_Dataset excerpt_
********************
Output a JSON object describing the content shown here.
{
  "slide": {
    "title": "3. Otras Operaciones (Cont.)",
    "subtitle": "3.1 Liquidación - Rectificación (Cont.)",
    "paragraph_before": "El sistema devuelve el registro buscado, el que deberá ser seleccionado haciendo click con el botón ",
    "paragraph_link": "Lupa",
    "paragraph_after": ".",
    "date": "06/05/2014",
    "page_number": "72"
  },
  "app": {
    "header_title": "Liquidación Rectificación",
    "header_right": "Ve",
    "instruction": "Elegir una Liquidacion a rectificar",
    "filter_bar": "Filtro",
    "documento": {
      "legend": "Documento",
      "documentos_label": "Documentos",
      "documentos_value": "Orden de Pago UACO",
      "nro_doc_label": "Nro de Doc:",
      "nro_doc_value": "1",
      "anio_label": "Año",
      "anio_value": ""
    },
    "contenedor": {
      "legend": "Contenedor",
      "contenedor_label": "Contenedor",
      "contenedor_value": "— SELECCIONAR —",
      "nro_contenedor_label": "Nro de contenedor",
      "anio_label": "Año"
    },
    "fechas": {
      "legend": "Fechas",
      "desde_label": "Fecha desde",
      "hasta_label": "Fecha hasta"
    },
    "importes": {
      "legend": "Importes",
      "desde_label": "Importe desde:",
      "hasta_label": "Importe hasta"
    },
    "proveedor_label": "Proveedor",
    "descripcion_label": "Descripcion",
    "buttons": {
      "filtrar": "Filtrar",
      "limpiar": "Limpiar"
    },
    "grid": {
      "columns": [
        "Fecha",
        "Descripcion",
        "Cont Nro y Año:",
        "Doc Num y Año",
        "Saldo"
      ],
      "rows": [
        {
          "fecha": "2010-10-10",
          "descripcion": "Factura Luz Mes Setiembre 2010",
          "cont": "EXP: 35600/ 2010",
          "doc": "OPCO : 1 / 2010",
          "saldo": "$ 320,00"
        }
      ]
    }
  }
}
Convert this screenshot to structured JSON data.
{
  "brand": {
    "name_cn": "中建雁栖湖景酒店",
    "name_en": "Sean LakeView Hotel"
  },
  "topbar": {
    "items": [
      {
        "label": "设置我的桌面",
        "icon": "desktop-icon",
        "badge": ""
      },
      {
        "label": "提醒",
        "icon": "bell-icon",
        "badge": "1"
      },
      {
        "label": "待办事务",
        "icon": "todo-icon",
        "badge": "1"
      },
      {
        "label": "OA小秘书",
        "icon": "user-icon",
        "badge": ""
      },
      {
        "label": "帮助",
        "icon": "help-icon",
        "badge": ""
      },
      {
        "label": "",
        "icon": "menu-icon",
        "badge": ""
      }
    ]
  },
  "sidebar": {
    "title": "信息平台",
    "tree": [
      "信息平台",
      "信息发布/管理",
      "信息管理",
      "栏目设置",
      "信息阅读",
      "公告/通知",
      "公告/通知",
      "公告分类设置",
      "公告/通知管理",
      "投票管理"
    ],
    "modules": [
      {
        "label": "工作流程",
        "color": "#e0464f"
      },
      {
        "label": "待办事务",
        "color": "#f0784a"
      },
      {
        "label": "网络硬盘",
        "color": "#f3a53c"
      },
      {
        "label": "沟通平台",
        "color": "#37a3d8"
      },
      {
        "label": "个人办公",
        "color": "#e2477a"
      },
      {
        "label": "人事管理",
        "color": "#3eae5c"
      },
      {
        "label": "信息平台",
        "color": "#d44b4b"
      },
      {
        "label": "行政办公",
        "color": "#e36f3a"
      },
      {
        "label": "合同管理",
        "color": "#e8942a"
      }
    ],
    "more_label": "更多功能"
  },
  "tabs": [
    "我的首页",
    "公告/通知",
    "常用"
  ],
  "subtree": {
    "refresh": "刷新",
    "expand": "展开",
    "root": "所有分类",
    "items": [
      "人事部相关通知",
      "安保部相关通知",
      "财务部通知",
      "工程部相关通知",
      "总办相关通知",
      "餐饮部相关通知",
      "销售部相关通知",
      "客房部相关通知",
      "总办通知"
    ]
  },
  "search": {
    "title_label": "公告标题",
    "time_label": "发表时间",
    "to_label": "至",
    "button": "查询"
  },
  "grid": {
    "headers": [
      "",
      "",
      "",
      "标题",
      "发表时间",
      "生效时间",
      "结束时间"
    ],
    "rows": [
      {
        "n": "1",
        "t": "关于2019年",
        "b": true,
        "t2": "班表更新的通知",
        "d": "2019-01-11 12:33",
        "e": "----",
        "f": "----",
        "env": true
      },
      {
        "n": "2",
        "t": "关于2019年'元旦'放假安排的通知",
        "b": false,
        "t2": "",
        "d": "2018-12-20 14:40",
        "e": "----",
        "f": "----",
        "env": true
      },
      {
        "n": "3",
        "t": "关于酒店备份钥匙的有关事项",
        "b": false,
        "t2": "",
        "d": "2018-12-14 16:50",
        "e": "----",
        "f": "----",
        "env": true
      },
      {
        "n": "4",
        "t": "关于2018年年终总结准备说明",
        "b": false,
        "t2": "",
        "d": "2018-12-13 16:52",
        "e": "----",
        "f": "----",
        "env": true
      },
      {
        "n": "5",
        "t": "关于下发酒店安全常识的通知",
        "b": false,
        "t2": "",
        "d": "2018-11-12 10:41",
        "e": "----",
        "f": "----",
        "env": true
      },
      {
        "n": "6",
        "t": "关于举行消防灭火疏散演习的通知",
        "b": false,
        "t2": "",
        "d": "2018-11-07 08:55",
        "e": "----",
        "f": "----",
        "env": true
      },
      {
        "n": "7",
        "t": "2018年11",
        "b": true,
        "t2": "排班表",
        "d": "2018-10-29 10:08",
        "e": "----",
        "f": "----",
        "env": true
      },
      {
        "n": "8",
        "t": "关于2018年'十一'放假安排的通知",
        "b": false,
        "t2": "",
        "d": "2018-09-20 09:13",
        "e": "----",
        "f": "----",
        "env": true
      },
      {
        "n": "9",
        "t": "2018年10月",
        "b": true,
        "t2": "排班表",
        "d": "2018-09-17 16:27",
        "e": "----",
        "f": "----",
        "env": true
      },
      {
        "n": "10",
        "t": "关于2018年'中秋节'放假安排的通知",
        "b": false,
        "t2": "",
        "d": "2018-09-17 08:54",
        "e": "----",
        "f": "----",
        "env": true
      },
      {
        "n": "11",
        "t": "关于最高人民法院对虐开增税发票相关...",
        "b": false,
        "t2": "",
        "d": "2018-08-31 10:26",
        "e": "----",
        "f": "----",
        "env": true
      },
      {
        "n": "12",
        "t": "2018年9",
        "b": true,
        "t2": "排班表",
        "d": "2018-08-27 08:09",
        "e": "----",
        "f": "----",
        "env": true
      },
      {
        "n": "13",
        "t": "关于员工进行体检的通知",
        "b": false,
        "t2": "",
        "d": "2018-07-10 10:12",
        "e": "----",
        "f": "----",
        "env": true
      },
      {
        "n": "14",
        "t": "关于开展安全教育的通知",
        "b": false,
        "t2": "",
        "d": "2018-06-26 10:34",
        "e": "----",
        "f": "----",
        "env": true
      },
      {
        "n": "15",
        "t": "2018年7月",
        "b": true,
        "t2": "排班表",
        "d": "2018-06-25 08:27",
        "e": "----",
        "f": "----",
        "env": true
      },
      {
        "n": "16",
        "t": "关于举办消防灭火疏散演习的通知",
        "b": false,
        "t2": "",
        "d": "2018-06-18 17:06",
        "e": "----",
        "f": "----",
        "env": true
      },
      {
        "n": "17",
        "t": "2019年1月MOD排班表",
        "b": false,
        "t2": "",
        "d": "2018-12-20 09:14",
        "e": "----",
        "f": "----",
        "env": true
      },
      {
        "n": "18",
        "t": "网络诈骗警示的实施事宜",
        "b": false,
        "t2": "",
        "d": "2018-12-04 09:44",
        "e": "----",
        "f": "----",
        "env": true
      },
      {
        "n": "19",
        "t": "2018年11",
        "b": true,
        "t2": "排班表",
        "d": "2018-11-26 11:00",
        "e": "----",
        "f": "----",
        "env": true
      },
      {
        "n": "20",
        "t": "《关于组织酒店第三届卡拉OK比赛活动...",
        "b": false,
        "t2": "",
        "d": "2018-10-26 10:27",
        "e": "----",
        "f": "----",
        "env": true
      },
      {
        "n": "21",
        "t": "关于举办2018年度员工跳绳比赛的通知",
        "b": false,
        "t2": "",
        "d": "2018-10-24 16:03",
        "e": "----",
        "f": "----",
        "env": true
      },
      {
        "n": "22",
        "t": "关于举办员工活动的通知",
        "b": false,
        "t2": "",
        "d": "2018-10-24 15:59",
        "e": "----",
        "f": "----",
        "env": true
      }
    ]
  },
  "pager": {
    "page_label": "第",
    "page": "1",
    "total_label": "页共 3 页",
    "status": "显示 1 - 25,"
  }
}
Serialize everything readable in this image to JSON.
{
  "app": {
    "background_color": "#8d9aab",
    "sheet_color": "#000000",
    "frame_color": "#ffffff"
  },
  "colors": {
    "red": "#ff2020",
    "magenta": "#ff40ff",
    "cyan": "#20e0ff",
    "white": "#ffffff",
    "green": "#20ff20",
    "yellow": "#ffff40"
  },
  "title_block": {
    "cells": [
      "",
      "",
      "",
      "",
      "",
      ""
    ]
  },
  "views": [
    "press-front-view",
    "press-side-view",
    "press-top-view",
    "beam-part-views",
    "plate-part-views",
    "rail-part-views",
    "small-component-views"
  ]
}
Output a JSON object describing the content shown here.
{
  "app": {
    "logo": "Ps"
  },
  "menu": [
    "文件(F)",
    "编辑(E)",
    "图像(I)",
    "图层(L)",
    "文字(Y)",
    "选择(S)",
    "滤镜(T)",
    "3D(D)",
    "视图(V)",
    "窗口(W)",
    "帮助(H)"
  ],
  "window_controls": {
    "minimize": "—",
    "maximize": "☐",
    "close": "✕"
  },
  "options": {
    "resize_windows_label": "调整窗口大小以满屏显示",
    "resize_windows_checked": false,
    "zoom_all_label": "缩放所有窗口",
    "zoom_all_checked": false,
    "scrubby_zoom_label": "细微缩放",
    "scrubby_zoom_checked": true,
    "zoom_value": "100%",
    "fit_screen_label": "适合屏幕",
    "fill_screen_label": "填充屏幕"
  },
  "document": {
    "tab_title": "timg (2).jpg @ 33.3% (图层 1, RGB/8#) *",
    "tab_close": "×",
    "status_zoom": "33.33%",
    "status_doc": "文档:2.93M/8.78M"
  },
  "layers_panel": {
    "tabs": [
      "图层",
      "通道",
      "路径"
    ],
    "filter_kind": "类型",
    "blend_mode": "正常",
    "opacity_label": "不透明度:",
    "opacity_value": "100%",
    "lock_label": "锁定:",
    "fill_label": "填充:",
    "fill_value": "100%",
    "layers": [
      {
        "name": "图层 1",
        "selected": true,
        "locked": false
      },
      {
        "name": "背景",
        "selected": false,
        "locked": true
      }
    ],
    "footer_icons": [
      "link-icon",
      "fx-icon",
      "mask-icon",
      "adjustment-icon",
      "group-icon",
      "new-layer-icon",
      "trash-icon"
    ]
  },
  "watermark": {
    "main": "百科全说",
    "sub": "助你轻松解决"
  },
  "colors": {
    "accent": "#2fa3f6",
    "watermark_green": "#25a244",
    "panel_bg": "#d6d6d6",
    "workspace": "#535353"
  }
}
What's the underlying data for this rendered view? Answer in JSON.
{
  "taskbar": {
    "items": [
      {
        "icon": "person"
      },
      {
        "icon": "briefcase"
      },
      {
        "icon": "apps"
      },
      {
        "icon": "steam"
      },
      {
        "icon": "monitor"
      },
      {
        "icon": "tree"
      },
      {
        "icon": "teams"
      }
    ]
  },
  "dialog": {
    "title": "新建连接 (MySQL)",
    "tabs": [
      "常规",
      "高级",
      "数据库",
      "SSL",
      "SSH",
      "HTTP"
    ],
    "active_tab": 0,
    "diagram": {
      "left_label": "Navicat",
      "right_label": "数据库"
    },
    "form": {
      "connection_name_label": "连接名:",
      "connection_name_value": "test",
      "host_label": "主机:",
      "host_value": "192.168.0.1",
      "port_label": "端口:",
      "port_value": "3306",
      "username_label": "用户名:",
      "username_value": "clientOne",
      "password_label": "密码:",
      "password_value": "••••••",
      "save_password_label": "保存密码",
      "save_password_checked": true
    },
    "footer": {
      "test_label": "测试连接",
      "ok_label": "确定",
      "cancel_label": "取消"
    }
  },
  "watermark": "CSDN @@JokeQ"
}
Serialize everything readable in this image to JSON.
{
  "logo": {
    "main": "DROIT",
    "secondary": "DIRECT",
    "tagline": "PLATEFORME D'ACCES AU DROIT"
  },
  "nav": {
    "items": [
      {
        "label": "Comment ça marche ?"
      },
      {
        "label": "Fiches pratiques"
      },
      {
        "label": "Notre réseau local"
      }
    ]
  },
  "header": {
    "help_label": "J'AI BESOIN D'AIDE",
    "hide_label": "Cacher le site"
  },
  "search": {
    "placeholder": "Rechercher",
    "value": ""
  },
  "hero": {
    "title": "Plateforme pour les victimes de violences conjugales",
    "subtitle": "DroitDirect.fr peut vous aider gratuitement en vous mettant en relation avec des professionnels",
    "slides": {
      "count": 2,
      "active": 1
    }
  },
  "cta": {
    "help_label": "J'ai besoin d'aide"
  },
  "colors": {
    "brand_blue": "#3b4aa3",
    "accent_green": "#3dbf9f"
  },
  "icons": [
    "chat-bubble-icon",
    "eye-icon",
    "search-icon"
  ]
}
********************
_Given task_
Copy all the lines above that hold the string "desde".

_Written answer_
      "desde_label": "Fecha desde",
      "desde_label": "Importe desde:",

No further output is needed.